Output every record below exactly as it appears.
::: EXERCISE DATA :::
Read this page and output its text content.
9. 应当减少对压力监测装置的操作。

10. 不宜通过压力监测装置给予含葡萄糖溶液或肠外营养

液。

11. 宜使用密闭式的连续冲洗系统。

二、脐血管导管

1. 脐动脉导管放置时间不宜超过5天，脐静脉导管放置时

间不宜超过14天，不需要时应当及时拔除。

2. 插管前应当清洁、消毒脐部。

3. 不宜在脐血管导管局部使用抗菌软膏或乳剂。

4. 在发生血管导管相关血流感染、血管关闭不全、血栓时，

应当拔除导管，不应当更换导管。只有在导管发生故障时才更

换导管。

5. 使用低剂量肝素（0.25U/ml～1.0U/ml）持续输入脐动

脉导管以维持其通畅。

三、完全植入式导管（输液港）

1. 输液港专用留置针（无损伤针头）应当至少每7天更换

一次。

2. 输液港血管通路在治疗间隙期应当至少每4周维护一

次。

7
:::
• _EXERCISE OUTPUT_:
Read this page and output its text content.
9. 应当减少对压力监测装置的操作。

10. 不宜通过压力监测装置给予含葡萄糖溶液或肠外营养

液。

11. 宜使用密闭式的连续冲洗系统。

二、脐血管导管

1. 脐动脉导管放置时间不宜超过5天，脐静脉导管放置时

间不宜超过14天，不需要时应当及时拔除。

2. 插管前应当清洁、消毒脐部。

3. 不宜在脐血管导管局部使用抗菌软膏或乳剂。

4. 在发生血管导管相关血流感染、血管关闭不全、血栓时，

应当拔除导管，不应当更换导管。只有在导管发生故障时才更

换导管。

5. 使用低剂量肝素（0.25U/ml～1.0U/ml）持续输入脐动

脉导管以维持其通畅。

三、完全植入式导管（输液港）

1. 输液港专用留置针（无损伤针头）应当至少每7天更换

一次。

2. 输液港血管通路在治疗间隙期应当至少每4周维护一

次。

7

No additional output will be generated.